What this task involves:
Give back the full listing verbatim, apart from its images.

* START *

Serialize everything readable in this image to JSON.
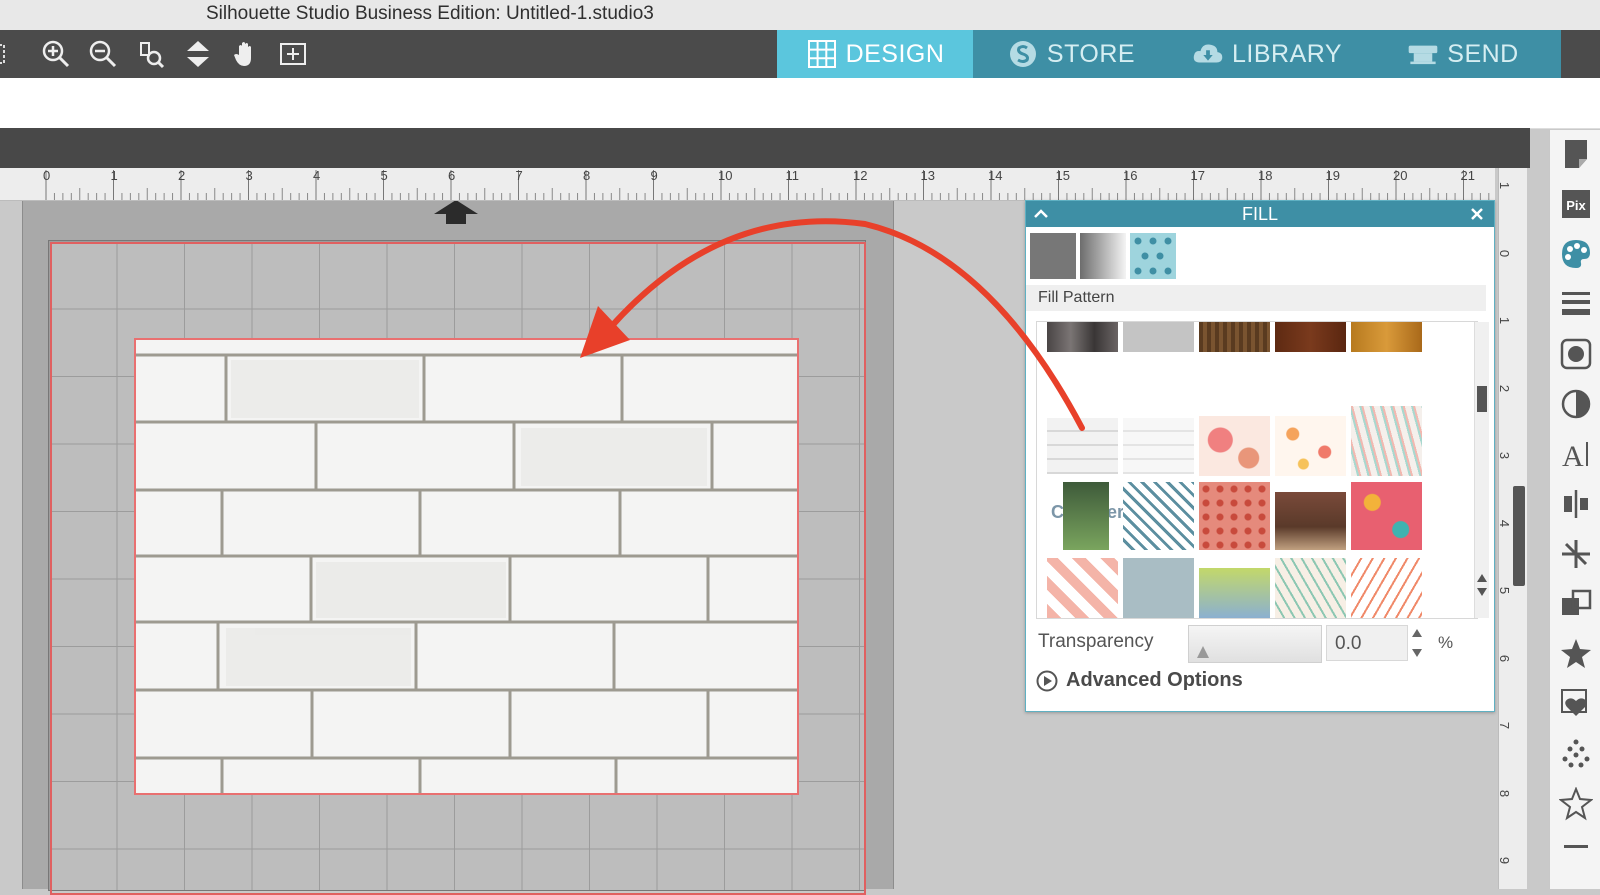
{
  "window": {
    "title": "Silhouette Studio Business Edition: Untitled-1.studio3"
  },
  "toolbar": {
    "tools": [
      "zoom-in-icon",
      "zoom-out-icon",
      "zoom-select-icon",
      "fit-to-page-icon",
      "pan-hand-icon",
      "add-page-icon"
    ]
  },
  "nav": {
    "tabs": [
      {
        "label": "DESIGN",
        "icon": "grid-icon",
        "active": true
      },
      {
        "label": "STORE",
        "icon": "silhouette-s-icon",
        "active": false
      },
      {
        "label": "LIBRARY",
        "icon": "cloud-download-icon",
        "active": false
      },
      {
        "label": "SEND",
        "icon": "cutter-icon",
        "active": false
      }
    ]
  },
  "ruler": {
    "horizontal": [
      "0",
      "1",
      "2",
      "3",
      "4",
      "5",
      "6",
      "7",
      "8",
      "9",
      "10",
      "11",
      "12",
      "13",
      "14",
      "15",
      "16",
      "17",
      "18",
      "19",
      "20",
      "21"
    ],
    "vertical": [
      "1",
      "0",
      "1",
      "2",
      "3",
      "4",
      "5",
      "6",
      "7",
      "8",
      "9"
    ]
  },
  "fill_panel": {
    "title": "FILL",
    "section_label": "Fill Pattern",
    "category_label": "Commercial use",
    "transparency_label": "Transparency",
    "transparency_value": "0.0",
    "transparency_unit": "%",
    "advanced_label": "Advanced Options"
  },
  "colors": {
    "accent": "#3e8fa5",
    "active_tab": "#5bc6dd",
    "toolbar": "#4b4b4b",
    "arrow": "#e8402a",
    "cut_line": "#e97070"
  }
}
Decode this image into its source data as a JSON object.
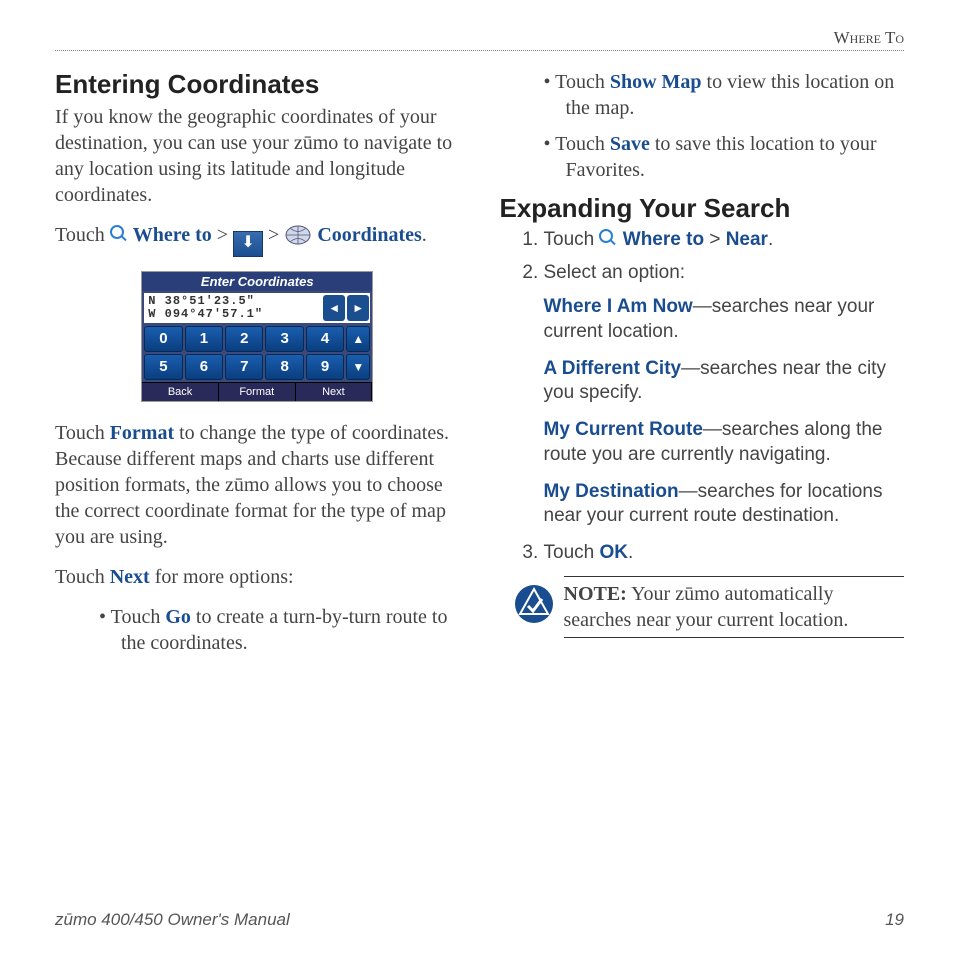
{
  "running_head": "Where To",
  "left": {
    "h_coords": "Entering Coordinates",
    "p_intro": "If you know the geographic coordinates of your destination, you can use your zūmo to navigate to any location using its latitude and longitude coordinates.",
    "touch_prefix": "Touch ",
    "where_to": "Where to",
    "gt": " > ",
    "coords_kw": "Coordinates",
    "period": ".",
    "device": {
      "title": "Enter Coordinates",
      "lat": "N  38°51'23.5\"",
      "lon": "W 094°47'57.1\"",
      "arrows": [
        "◄",
        "►"
      ],
      "keys_row1": [
        "0",
        "1",
        "2",
        "3",
        "4",
        "▲"
      ],
      "keys_row2": [
        "5",
        "6",
        "7",
        "8",
        "9",
        "▼"
      ],
      "footer": [
        "Back",
        "Format",
        "Next"
      ]
    },
    "p_format_a": "Touch ",
    "format_kw": "Format",
    "p_format_b": " to change the type of coordinates. Because different maps and charts use different position formats, the zūmo allows you to choose the correct coordinate format for the type of map you are using.",
    "p_next_a": "Touch ",
    "next_kw": "Next",
    "p_next_b": " for more options:",
    "bullets": {
      "go_a": "Touch ",
      "go_kw": "Go",
      "go_b": " to create a turn-by-turn route to the coordinates.",
      "map_a": "Touch ",
      "map_kw": "Show Map",
      "map_b": " to view this location on the map.",
      "save_a": "Touch ",
      "save_kw": "Save",
      "save_b": " to save this location to your Favorites."
    }
  },
  "right": {
    "h_expand": "Expanding Your Search",
    "s1a": "Touch ",
    "s1_where": "Where to",
    "s1_gt": " > ",
    "s1_near": "Near",
    "s1_end": ".",
    "s2": "Select an option:",
    "opt1_kw": "Where I Am Now",
    "opt1_txt": "—searches near your current location.",
    "opt2_kw": "A Different City",
    "opt2_txt": "—searches near the city you specify.",
    "opt3_kw": "My Current Route",
    "opt3_txt": "—searches along the route you are currently navigating.",
    "opt4_kw": "My Destination",
    "opt4_txt": "—searches for locations near your current route destination.",
    "s3a": "Touch ",
    "s3_ok": "OK",
    "s3_end": ".",
    "note_label": "NOTE:",
    "note_txt": " Your zūmo automatically searches near your current location."
  },
  "footer": {
    "left": "zūmo 400/450 Owner's Manual",
    "right": "19"
  }
}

* END *

Expected output:
Serialize everything readable in this image to JSON.
{
  "window": {
    "title": "Silhouette Studio Business Edition: Untitled-1.studio3"
  },
  "toolbar": {
    "tools": [
      "zoom-in-icon",
      "zoom-out-icon",
      "zoom-select-icon",
      "fit-to-page-icon",
      "pan-hand-icon",
      "add-page-icon"
    ]
  },
  "nav": {
    "tabs": [
      {
        "label": "DESIGN",
        "icon": "grid-icon",
        "active": true
      },
      {
        "label": "STORE",
        "icon": "silhouette-s-icon",
        "active": false
      },
      {
        "label": "LIBRARY",
        "icon": "cloud-download-icon",
        "active": false
      },
      {
        "label": "SEND",
        "icon": "cutter-icon",
        "active": false
      }
    ]
  },
  "ruler": {
    "horizontal": [
      "0",
      "1",
      "2",
      "3",
      "4",
      "5",
      "6",
      "7",
      "8",
      "9",
      "10",
      "11",
      "12",
      "13",
      "14",
      "15",
      "16",
      "17",
      "18",
      "19",
      "20",
      "21"
    ],
    "vertical": [
      "1",
      "0",
      "1",
      "2",
      "3",
      "4",
      "5",
      "6",
      "7",
      "8",
      "9"
    ]
  },
  "fill_panel": {
    "title": "FILL",
    "section_label": "Fill Pattern",
    "category_label": "Commercial use",
    "transparency_label": "Transparency",
    "transparency_value": "0.0",
    "transparency_unit": "%",
    "advanced_label": "Advanced Options"
  },
  "colors": {
    "accent": "#3e8fa5",
    "active_tab": "#5bc6dd",
    "toolbar": "#4b4b4b",
    "arrow": "#e8402a",
    "cut_line": "#e97070"
  }
}
Decode this image into its source data as a JSON object.
{
  "running_head": "Where To",
  "left": {
    "h_coords": "Entering Coordinates",
    "p_intro": "If you know the geographic coordinates of your destination, you can use your zūmo to navigate to any location using its latitude and longitude coordinates.",
    "touch_prefix": "Touch ",
    "where_to": "Where to",
    "gt": " > ",
    "coords_kw": "Coordinates",
    "period": ".",
    "device": {
      "title": "Enter Coordinates",
      "lat": "N  38°51'23.5\"",
      "lon": "W 094°47'57.1\"",
      "arrows": [
        "◄",
        "►"
      ],
      "keys_row1": [
        "0",
        "1",
        "2",
        "3",
        "4",
        "▲"
      ],
      "keys_row2": [
        "5",
        "6",
        "7",
        "8",
        "9",
        "▼"
      ],
      "footer": [
        "Back",
        "Format",
        "Next"
      ]
    },
    "p_format_a": "Touch ",
    "format_kw": "Format",
    "p_format_b": " to change the type of coordinates. Because different maps and charts use different position formats, the zūmo allows you to choose the correct coordinate format for the type of map you are using.",
    "p_next_a": "Touch ",
    "next_kw": "Next",
    "p_next_b": " for more options:",
    "bullets": {
      "go_a": "Touch ",
      "go_kw": "Go",
      "go_b": " to create a turn-by-turn route to the coordinates.",
      "map_a": "Touch ",
      "map_kw": "Show Map",
      "map_b": " to view this location on the map.",
      "save_a": "Touch ",
      "save_kw": "Save",
      "save_b": " to save this location to your Favorites."
    }
  },
  "right": {
    "h_expand": "Expanding Your Search",
    "s1a": "Touch ",
    "s1_where": "Where to",
    "s1_gt": " > ",
    "s1_near": "Near",
    "s1_end": ".",
    "s2": "Select an option:",
    "opt1_kw": "Where I Am Now",
    "opt1_txt": "—searches near your current location.",
    "opt2_kw": "A Different City",
    "opt2_txt": "—searches near the city you specify.",
    "opt3_kw": "My Current Route",
    "opt3_txt": "—searches along the route you are currently navigating.",
    "opt4_kw": "My Destination",
    "opt4_txt": "—searches for locations near your current route destination.",
    "s3a": "Touch ",
    "s3_ok": "OK",
    "s3_end": ".",
    "note_label": "NOTE:",
    "note_txt": " Your zūmo automatically searches near your current location."
  },
  "footer": {
    "left": "zūmo 400/450 Owner's Manual",
    "right": "19"
  }
}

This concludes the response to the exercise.